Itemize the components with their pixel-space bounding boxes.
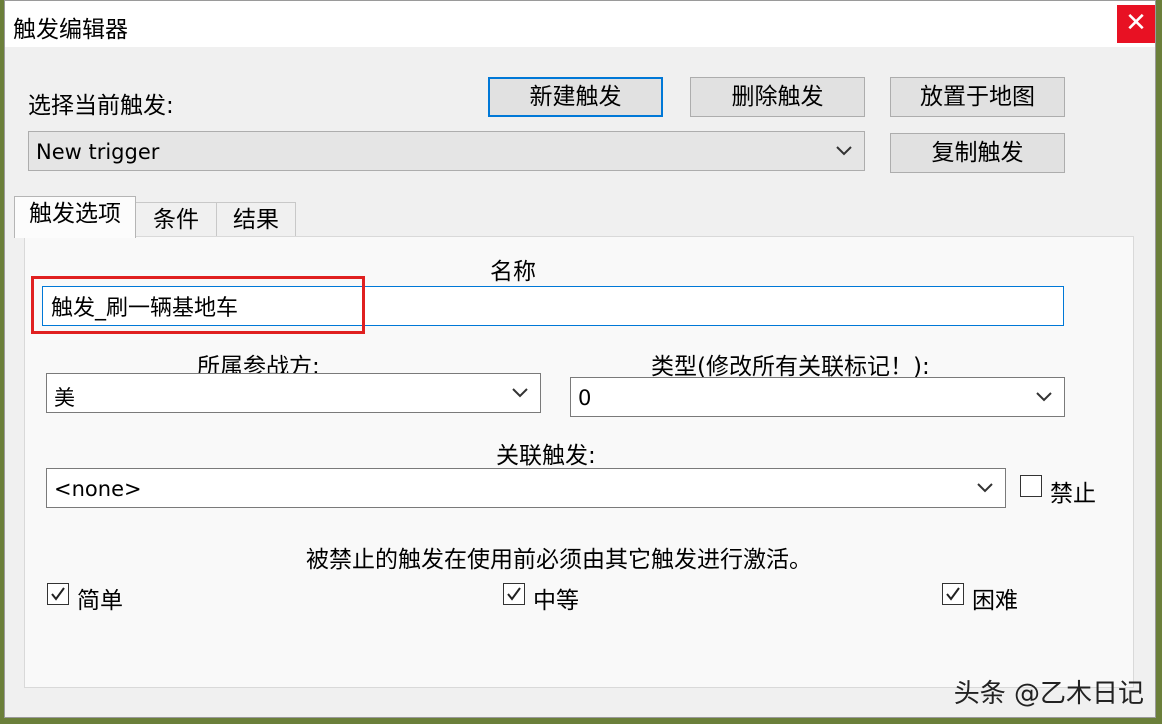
disabled-checkbox[interactable] xyxy=(1020,475,1042,497)
type-value: 0 xyxy=(578,386,592,410)
window-title: 触发编辑器 xyxy=(13,17,128,43)
copy-trigger-button[interactable]: 复制触发 xyxy=(890,133,1065,173)
checkmark-icon xyxy=(51,587,65,601)
disabled-note: 被禁止的触发在使用前必须由其它触发进行激活。 xyxy=(306,547,812,573)
side-select[interactable]: 美 xyxy=(46,373,541,413)
chevron-down-icon xyxy=(1036,392,1052,402)
linked-trigger-label: 关联触发: xyxy=(496,443,596,469)
tab-actions[interactable]: 结果 xyxy=(216,202,296,238)
close-button[interactable]: ✕ xyxy=(1117,5,1155,43)
select-trigger-label: 选择当前触发: xyxy=(28,93,174,119)
linked-trigger-value: <none> xyxy=(54,477,142,501)
checkmark-icon xyxy=(946,587,960,601)
medium-checkbox[interactable] xyxy=(503,583,525,605)
type-label: 类型(修改所有关联标记！): xyxy=(651,354,930,380)
tab-conditions[interactable]: 条件 xyxy=(135,202,217,238)
hard-label: 困难 xyxy=(972,588,1018,614)
chevron-down-icon xyxy=(512,388,528,398)
place-on-map-button[interactable]: 放置于地图 xyxy=(890,77,1065,117)
linked-trigger-select[interactable]: <none> xyxy=(46,468,1006,508)
tab-trigger-options[interactable]: 触发选项 xyxy=(14,196,136,238)
medium-label: 中等 xyxy=(533,588,579,614)
trigger-name-input[interactable] xyxy=(42,286,1064,326)
chevron-down-icon xyxy=(836,146,852,156)
easy-label: 简单 xyxy=(77,588,123,614)
watermark: 头条 @乙木日记 xyxy=(953,679,1144,709)
disabled-label: 禁止 xyxy=(1050,481,1096,507)
chevron-down-icon xyxy=(977,483,993,493)
name-label: 名称 xyxy=(490,259,536,285)
delete-trigger-button[interactable]: 删除触发 xyxy=(690,77,865,117)
hard-checkbox[interactable] xyxy=(942,583,964,605)
side-value: 美 xyxy=(54,386,75,410)
easy-checkbox[interactable] xyxy=(47,583,69,605)
current-trigger-select[interactable]: New trigger xyxy=(28,131,865,171)
checkmark-icon xyxy=(507,587,521,601)
current-trigger-value: New trigger xyxy=(36,140,160,164)
title-bar: 触发编辑器 ✕ xyxy=(5,1,1155,47)
new-trigger-button[interactable]: 新建触发 xyxy=(488,77,663,117)
type-select[interactable]: 0 xyxy=(570,377,1065,417)
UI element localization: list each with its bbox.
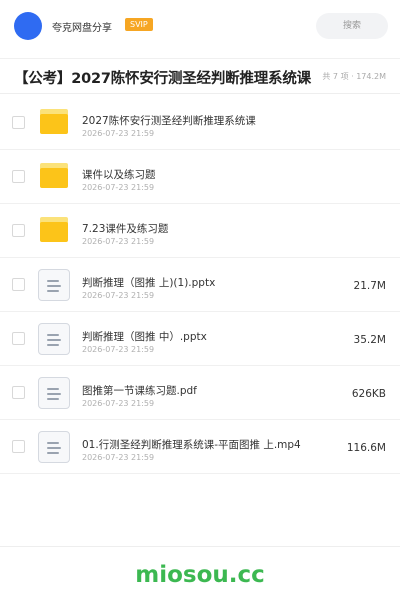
list-item[interactable]: 图推第一节课练习题.pdf 2026-07-23 21:59 626KB: [0, 366, 400, 420]
file-date: 2026-07-23 21:59: [82, 129, 155, 138]
folder-title-bar: 【公考】2027陈怀安行测圣经判断推理系统课 共 7 项 · 174.2M: [0, 58, 400, 94]
row-checkbox[interactable]: [12, 278, 25, 291]
row-checkbox[interactable]: [12, 332, 25, 345]
row-checkbox[interactable]: [12, 116, 25, 129]
file-name: 7.23课件及练习题: [82, 223, 169, 235]
file-size: 116.6M: [346, 442, 386, 454]
user-name: 夸克网盘分享: [52, 23, 112, 34]
file-date: 2026-07-23 21:59: [82, 345, 155, 354]
file-date: 2026-07-23 21:59: [82, 237, 155, 246]
file-name: 图推第一节课练习题.pdf: [82, 385, 197, 397]
folder-meta: 共 7 项 · 174.2M: [322, 72, 386, 81]
row-checkbox[interactable]: [12, 386, 25, 399]
page-title: 【公考】2027陈怀安行测圣经判断推理系统课: [14, 71, 311, 87]
list-item[interactable]: 2027陈怀安行测圣经判断推理系统课 2026-07-23 21:59: [0, 96, 400, 150]
search-button[interactable]: 搜索: [316, 13, 388, 39]
file-name: 2027陈怀安行测圣经判断推理系统课: [82, 115, 256, 127]
file-list: 2027陈怀安行测圣经判断推理系统课 2026-07-23 21:59 课件以及…: [0, 96, 400, 474]
document-icon: [38, 269, 70, 301]
file-date: 2026-07-23 21:59: [82, 453, 155, 462]
document-icon: [38, 431, 70, 463]
file-date: 2026-07-23 21:59: [82, 183, 155, 192]
row-checkbox[interactable]: [12, 224, 25, 237]
document-icon: [38, 323, 70, 355]
list-item[interactable]: 7.23课件及练习题 2026-07-23 21:59: [0, 204, 400, 258]
row-checkbox[interactable]: [12, 440, 25, 453]
document-icon: [38, 377, 70, 409]
file-date: 2026-07-23 21:59: [82, 291, 155, 300]
divider: [0, 546, 400, 547]
file-name: 01.行测圣经判断推理系统课-平面图推 上.mp4: [82, 439, 301, 451]
list-item[interactable]: 01.行测圣经判断推理系统课-平面图推 上.mp4 2026-07-23 21:…: [0, 420, 400, 474]
list-item[interactable]: 课件以及练习题 2026-07-23 21:59: [0, 150, 400, 204]
watermark: miosou.cc: [135, 562, 265, 588]
file-date: 2026-07-23 21:59: [82, 399, 155, 408]
header: 夸克网盘分享 SVIP 搜索: [0, 0, 400, 52]
file-name: 判断推理（图推 上)(1).pptx: [82, 277, 216, 289]
file-size: 35.2M: [353, 334, 386, 346]
folder-icon: [38, 107, 70, 139]
folder-icon: [38, 161, 70, 193]
file-name: 判断推理（图推 中）.pptx: [82, 331, 207, 343]
file-name: 课件以及练习题: [82, 169, 156, 181]
folder-icon: [38, 215, 70, 247]
avatar[interactable]: [14, 12, 42, 40]
file-size: 626KB: [351, 388, 386, 400]
list-item[interactable]: 判断推理（图推 中）.pptx 2026-07-23 21:59 35.2M: [0, 312, 400, 366]
file-size: 21.7M: [353, 280, 386, 292]
row-checkbox[interactable]: [12, 170, 25, 183]
list-item[interactable]: 判断推理（图推 上)(1).pptx 2026-07-23 21:59 21.7…: [0, 258, 400, 312]
svip-badge: SVIP: [125, 18, 153, 31]
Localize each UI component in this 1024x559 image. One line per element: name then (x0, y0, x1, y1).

◇ ◇ ◇

TASK DESCRIPTION — Could you copy every line above word for word, leaving out the pictures?

TASK RESPONSE —
Itemize the components with their pixel-space bounding boxes.
disabled-checkbox[interactable] xyxy=(1020,475,1042,497)
type-value: 0 xyxy=(578,386,592,410)
window-title: 触发编辑器 xyxy=(13,17,128,43)
copy-trigger-button[interactable]: 复制触发 xyxy=(890,133,1065,173)
checkmark-icon xyxy=(51,587,65,601)
disabled-note: 被禁止的触发在使用前必须由其它触发进行激活。 xyxy=(306,547,812,573)
side-select[interactable]: 美 xyxy=(46,373,541,413)
chevron-down-icon xyxy=(1036,392,1052,402)
linked-trigger-label: 关联触发: xyxy=(496,443,596,469)
tab-actions[interactable]: 结果 xyxy=(216,202,296,238)
close-button[interactable]: ✕ xyxy=(1117,5,1155,43)
select-trigger-label: 选择当前触发: xyxy=(28,93,174,119)
linked-trigger-value: <none> xyxy=(54,477,142,501)
checkmark-icon xyxy=(946,587,960,601)
medium-checkbox[interactable] xyxy=(503,583,525,605)
type-label: 类型(修改所有关联标记！): xyxy=(651,354,930,380)
tab-conditions[interactable]: 条件 xyxy=(135,202,217,238)
hard-label: 困难 xyxy=(972,588,1018,614)
chevron-down-icon xyxy=(512,388,528,398)
place-on-map-button[interactable]: 放置于地图 xyxy=(890,77,1065,117)
linked-trigger-select[interactable]: <none> xyxy=(46,468,1006,508)
tab-trigger-options[interactable]: 触发选项 xyxy=(14,196,136,238)
medium-label: 中等 xyxy=(533,588,579,614)
trigger-name-input[interactable] xyxy=(42,286,1064,326)
chevron-down-icon xyxy=(836,146,852,156)
easy-label: 简单 xyxy=(77,588,123,614)
watermark: 头条 @乙木日记 xyxy=(953,679,1144,709)
disabled-label: 禁止 xyxy=(1050,481,1096,507)
chevron-down-icon xyxy=(977,483,993,493)
name-label: 名称 xyxy=(490,259,536,285)
delete-trigger-button[interactable]: 删除触发 xyxy=(690,77,865,117)
hard-checkbox[interactable] xyxy=(942,583,964,605)
side-value: 美 xyxy=(54,386,75,410)
easy-checkbox[interactable] xyxy=(47,583,69,605)
current-trigger-select[interactable]: New trigger xyxy=(28,131,865,171)
checkmark-icon xyxy=(507,587,521,601)
current-trigger-value: New trigger xyxy=(36,140,160,164)
title-bar: 触发编辑器 ✕ xyxy=(5,1,1155,47)
new-trigger-button[interactable]: 新建触发 xyxy=(488,77,663,117)
type-select[interactable]: 0 xyxy=(570,377,1065,417)
UI element localization: list each with its bbox.
list-item[interactable]: 图推第一节课练习题.pdf 2026-07-23 21:59 626KB: [0, 366, 400, 420]
file-date: 2026-07-23 21:59: [82, 129, 155, 138]
folder-title-bar: 【公考】2027陈怀安行测圣经判断推理系统课 共 7 项 · 174.2M: [0, 58, 400, 94]
row-checkbox[interactable]: [12, 278, 25, 291]
row-checkbox[interactable]: [12, 332, 25, 345]
row-checkbox[interactable]: [12, 116, 25, 129]
file-name: 7.23课件及练习题: [82, 223, 169, 235]
file-size: 116.6M: [346, 442, 386, 454]
user-name: 夸克网盘分享: [52, 23, 112, 34]
file-date: 2026-07-23 21:59: [82, 345, 155, 354]
file-date: 2026-07-23 21:59: [82, 237, 155, 246]
file-name: 图推第一节课练习题.pdf: [82, 385, 197, 397]
folder-meta: 共 7 项 · 174.2M: [322, 72, 386, 81]
row-checkbox[interactable]: [12, 386, 25, 399]
page-title: 【公考】2027陈怀安行测圣经判断推理系统课: [14, 71, 311, 87]
list-item[interactable]: 2027陈怀安行测圣经判断推理系统课 2026-07-23 21:59: [0, 96, 400, 150]
search-button[interactable]: 搜索: [316, 13, 388, 39]
file-name: 2027陈怀安行测圣经判断推理系统课: [82, 115, 256, 127]
file-list: 2027陈怀安行测圣经判断推理系统课 2026-07-23 21:59 课件以及…: [0, 96, 400, 474]
document-icon: [38, 269, 70, 301]
file-date: 2026-07-23 21:59: [82, 453, 155, 462]
document-icon: [38, 431, 70, 463]
file-date: 2026-07-23 21:59: [82, 183, 155, 192]
row-checkbox[interactable]: [12, 224, 25, 237]
document-icon: [38, 323, 70, 355]
list-item[interactable]: 7.23课件及练习题 2026-07-23 21:59: [0, 204, 400, 258]
row-checkbox[interactable]: [12, 440, 25, 453]
document-icon: [38, 377, 70, 409]
file-date: 2026-07-23 21:59: [82, 291, 155, 300]
divider: [0, 546, 400, 547]
file-name: 01.行测圣经判断推理系统课-平面图推 上.mp4: [82, 439, 301, 451]
list-item[interactable]: 01.行测圣经判断推理系统课-平面图推 上.mp4 2026-07-23 21:…: [0, 420, 400, 474]
list-item[interactable]: 课件以及练习题 2026-07-23 21:59: [0, 150, 400, 204]
watermark: miosou.cc: [135, 562, 265, 588]
file-date: 2026-07-23 21:59: [82, 399, 155, 408]
header: 夸克网盘分享 SVIP 搜索: [0, 0, 400, 52]
file-name: 判断推理（图推 上)(1).pptx: [82, 277, 216, 289]
file-size: 35.2M: [353, 334, 386, 346]
folder-icon: [38, 107, 70, 139]
folder-icon: [38, 161, 70, 193]
file-name: 判断推理（图推 中）.pptx: [82, 331, 207, 343]
file-name: 课件以及练习题: [82, 169, 156, 181]
folder-icon: [38, 215, 70, 247]
avatar[interactable]: [14, 12, 42, 40]
file-size: 626KB: [351, 388, 386, 400]
list-item[interactable]: 判断推理（图推 中）.pptx 2026-07-23 21:59 35.2M: [0, 312, 400, 366]
file-size: 21.7M: [353, 280, 386, 292]
row-checkbox[interactable]: [12, 170, 25, 183]
list-item[interactable]: 判断推理（图推 上)(1).pptx 2026-07-23 21:59 21.7…: [0, 258, 400, 312]
svip-badge: SVIP: [125, 18, 153, 31]
Localize each UI component in this 1024x559 image. One line per element: name then (x0, y0, x1, y1).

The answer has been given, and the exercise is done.